What is expected: Collect all lines below with the string "JSON".

»»

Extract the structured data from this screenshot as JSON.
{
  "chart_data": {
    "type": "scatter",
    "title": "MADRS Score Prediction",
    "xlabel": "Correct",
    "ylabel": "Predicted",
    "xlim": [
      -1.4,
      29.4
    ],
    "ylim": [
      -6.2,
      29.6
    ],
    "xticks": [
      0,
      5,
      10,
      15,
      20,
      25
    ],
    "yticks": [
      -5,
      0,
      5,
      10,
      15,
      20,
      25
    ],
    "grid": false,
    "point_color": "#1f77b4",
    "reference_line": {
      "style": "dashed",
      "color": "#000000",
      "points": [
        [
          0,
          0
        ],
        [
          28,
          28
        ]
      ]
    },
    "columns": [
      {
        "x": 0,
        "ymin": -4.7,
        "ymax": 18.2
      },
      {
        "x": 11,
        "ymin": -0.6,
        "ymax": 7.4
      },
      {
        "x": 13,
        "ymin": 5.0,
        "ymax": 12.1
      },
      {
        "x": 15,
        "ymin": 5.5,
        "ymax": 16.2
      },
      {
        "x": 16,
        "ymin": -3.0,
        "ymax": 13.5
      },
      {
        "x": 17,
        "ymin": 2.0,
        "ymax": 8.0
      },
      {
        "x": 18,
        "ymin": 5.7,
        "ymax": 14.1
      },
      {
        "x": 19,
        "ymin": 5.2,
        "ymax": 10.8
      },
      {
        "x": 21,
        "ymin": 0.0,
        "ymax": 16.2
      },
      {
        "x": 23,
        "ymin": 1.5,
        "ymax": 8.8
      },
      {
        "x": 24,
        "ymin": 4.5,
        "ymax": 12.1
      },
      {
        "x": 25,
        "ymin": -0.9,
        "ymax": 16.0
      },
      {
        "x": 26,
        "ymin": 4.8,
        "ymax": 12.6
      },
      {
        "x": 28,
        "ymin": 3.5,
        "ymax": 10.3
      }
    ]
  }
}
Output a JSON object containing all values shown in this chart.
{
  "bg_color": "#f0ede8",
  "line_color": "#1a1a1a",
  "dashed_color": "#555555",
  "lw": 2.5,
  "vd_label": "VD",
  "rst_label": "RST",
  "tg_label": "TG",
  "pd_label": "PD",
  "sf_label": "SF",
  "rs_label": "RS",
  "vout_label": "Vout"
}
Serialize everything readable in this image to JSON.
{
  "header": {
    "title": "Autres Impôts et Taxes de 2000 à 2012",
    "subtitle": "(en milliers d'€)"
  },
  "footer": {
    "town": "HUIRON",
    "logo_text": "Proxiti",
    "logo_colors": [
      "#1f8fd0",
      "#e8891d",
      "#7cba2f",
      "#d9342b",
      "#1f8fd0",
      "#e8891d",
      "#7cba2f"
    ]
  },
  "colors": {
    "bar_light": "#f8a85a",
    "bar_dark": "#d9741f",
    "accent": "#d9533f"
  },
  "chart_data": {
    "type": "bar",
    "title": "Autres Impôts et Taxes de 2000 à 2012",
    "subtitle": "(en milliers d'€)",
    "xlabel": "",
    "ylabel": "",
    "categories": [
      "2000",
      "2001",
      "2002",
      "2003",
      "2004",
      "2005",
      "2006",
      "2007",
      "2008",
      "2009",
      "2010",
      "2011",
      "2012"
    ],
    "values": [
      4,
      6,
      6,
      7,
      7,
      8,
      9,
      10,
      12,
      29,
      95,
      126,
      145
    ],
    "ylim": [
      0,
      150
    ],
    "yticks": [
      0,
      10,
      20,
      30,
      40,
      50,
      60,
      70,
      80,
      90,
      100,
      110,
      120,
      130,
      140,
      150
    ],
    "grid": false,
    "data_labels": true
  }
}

««
»»

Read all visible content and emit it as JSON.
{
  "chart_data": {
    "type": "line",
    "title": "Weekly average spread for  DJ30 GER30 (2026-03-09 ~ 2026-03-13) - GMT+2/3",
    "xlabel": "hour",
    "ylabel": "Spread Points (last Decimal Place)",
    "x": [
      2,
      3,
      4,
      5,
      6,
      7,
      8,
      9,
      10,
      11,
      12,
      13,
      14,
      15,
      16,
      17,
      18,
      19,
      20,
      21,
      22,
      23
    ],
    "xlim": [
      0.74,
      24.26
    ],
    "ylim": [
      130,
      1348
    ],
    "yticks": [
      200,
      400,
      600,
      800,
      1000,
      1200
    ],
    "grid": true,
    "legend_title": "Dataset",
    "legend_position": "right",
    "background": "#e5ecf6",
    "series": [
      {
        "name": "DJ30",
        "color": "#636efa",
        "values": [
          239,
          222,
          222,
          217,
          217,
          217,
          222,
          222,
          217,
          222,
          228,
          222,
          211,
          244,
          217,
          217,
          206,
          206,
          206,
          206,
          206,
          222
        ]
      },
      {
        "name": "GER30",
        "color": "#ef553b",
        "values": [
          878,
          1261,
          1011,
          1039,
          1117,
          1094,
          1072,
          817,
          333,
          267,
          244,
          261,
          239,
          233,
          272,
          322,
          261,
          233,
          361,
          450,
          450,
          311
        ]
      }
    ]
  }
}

««

Result for this task:
Extract the structured data from this screenshot as JSON.
Output a JSON object containing all values shown in this chart.
Serialize everything readable in this image to JSON.
Read all visible content and emit it as JSON.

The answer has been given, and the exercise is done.